Problem to solve
Reproduce the records word for word from their first line through the line containing "- row-checkbox[interactable]: [309, 187, 343, 217]", including both that first line and the line with "- row-checkbox[interactable]: [309, 187, 343, 217]".

Task inputs
################

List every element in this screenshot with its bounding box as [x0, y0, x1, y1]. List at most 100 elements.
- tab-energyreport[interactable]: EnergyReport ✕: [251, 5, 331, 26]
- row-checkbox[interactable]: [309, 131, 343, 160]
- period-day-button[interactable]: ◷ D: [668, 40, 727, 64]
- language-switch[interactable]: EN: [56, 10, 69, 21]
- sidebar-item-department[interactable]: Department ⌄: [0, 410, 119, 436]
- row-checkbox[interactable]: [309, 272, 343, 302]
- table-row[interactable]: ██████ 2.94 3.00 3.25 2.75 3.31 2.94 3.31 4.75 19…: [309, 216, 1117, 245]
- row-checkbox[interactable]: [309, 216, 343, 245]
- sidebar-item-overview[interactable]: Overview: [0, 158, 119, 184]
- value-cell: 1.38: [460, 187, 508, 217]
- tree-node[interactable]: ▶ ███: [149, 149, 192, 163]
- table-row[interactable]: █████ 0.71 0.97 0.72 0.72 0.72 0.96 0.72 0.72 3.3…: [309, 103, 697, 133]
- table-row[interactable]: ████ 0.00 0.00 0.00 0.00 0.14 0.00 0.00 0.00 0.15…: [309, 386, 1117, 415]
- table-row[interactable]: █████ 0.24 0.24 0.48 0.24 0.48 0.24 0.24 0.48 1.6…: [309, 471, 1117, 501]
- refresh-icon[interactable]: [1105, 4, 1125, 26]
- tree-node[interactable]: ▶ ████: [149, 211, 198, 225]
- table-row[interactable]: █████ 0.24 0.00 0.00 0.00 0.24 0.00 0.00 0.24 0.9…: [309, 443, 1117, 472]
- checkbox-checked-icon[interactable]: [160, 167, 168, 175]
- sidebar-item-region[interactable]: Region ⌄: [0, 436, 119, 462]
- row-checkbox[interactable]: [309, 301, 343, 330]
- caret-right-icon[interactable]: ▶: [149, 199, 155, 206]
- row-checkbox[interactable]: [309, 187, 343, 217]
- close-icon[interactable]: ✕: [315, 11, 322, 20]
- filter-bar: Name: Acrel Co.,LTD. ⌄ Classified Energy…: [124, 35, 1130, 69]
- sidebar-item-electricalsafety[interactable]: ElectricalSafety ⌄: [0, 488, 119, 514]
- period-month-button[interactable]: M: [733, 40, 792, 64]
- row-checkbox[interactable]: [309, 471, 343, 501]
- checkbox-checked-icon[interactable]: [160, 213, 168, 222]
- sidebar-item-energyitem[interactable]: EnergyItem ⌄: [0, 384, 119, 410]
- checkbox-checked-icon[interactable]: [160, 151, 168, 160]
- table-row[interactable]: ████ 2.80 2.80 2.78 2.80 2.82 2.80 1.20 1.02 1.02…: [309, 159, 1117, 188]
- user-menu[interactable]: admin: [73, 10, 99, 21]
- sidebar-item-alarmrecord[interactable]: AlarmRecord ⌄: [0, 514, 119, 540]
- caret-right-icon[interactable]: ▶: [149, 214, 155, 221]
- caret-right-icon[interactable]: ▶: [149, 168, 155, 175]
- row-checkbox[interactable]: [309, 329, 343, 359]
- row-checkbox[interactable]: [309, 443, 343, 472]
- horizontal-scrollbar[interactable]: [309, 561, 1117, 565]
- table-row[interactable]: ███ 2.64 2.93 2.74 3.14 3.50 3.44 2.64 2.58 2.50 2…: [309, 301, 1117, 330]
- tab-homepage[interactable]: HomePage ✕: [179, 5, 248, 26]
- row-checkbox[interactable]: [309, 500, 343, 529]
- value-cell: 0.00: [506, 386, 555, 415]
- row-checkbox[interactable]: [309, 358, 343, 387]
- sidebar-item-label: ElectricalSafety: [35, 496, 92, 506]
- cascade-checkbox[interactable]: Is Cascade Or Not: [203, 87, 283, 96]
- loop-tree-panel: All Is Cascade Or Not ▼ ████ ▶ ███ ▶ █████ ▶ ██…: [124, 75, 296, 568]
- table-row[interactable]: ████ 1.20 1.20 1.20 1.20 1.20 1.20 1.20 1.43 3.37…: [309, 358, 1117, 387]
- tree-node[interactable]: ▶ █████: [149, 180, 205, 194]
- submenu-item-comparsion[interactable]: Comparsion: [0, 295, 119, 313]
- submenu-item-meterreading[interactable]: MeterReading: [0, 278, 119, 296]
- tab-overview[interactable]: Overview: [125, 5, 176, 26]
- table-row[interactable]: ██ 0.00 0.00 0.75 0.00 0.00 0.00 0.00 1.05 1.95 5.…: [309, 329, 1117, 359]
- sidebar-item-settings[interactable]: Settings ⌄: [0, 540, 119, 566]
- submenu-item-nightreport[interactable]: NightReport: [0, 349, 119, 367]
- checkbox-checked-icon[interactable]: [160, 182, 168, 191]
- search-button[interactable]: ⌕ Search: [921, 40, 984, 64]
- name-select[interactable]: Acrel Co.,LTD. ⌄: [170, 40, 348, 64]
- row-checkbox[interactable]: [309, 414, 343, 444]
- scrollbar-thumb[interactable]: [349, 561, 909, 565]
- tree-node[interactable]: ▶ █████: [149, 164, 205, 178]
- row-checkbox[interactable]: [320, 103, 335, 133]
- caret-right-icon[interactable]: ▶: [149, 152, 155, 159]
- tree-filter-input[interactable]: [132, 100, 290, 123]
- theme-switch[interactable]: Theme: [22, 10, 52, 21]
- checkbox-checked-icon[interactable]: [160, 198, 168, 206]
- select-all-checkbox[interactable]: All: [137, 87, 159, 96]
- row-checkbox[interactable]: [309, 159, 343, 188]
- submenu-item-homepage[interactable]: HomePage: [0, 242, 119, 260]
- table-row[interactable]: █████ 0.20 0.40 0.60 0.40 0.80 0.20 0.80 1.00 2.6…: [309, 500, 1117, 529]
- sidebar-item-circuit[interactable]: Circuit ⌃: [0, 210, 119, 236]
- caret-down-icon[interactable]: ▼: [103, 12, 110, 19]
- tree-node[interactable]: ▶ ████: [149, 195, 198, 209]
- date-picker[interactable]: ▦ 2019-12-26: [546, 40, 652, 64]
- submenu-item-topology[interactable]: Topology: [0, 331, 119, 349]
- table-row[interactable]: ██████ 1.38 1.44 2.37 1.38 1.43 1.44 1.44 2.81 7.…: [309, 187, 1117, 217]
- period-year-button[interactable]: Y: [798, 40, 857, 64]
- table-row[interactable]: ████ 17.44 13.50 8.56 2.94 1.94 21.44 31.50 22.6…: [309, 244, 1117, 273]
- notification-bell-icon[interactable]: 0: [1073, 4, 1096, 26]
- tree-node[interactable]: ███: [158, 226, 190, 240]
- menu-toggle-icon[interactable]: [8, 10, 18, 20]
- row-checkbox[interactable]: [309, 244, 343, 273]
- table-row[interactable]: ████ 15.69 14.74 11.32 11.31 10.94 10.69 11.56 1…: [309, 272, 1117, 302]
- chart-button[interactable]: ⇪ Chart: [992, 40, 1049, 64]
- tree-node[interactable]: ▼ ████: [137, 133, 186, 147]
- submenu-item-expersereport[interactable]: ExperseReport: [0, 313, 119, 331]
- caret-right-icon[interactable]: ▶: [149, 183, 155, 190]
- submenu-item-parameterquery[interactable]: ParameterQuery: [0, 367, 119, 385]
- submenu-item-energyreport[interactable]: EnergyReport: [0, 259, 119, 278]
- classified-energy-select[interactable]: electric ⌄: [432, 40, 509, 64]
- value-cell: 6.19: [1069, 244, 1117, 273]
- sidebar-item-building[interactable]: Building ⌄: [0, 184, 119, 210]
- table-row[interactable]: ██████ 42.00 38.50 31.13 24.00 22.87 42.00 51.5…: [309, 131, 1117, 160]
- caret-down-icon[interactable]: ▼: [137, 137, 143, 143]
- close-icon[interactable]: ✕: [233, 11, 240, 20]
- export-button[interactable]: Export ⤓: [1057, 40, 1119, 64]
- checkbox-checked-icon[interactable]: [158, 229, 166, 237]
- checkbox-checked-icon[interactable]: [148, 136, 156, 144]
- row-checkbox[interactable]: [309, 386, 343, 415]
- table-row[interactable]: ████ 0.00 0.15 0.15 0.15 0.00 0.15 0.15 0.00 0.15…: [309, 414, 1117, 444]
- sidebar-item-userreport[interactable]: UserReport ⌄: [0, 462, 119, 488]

################

Solution
List every element in this screenshot with its bounding box as [x0, y0, x1, y1]. List at most 100 elements.
- tab-energyreport[interactable]: EnergyReport ✕: [251, 5, 331, 26]
- row-checkbox[interactable]: [309, 131, 343, 160]
- period-day-button[interactable]: ◷ D: [668, 40, 727, 64]
- language-switch[interactable]: EN: [56, 10, 69, 21]
- sidebar-item-department[interactable]: Department ⌄: [0, 410, 119, 436]
- row-checkbox[interactable]: [309, 272, 343, 302]
- table-row[interactable]: ██████ 2.94 3.00 3.25 2.75 3.31 2.94 3.31 4.75 19…: [309, 216, 1117, 245]
- row-checkbox[interactable]: [309, 216, 343, 245]
- sidebar-item-overview[interactable]: Overview: [0, 158, 119, 184]
- value-cell: 1.38: [460, 187, 508, 217]
- tree-node[interactable]: ▶ ███: [149, 149, 192, 163]
- table-row[interactable]: █████ 0.71 0.97 0.72 0.72 0.72 0.96 0.72 0.72 3.3…: [309, 103, 697, 133]
- table-row[interactable]: ████ 0.00 0.00 0.00 0.00 0.14 0.00 0.00 0.00 0.15…: [309, 386, 1117, 415]
- table-row[interactable]: █████ 0.24 0.24 0.48 0.24 0.48 0.24 0.24 0.48 1.6…: [309, 471, 1117, 501]
- refresh-icon[interactable]: [1105, 4, 1125, 26]
- tree-node[interactable]: ▶ ████: [149, 211, 198, 225]
- table-row[interactable]: █████ 0.24 0.00 0.00 0.00 0.24 0.00 0.00 0.24 0.9…: [309, 443, 1117, 472]
- checkbox-checked-icon[interactable]: [160, 167, 168, 175]
- sidebar-item-region[interactable]: Region ⌄: [0, 436, 119, 462]
- row-checkbox[interactable]: [309, 301, 343, 330]
- caret-right-icon[interactable]: ▶: [149, 199, 155, 206]
- row-checkbox[interactable]: [309, 187, 343, 217]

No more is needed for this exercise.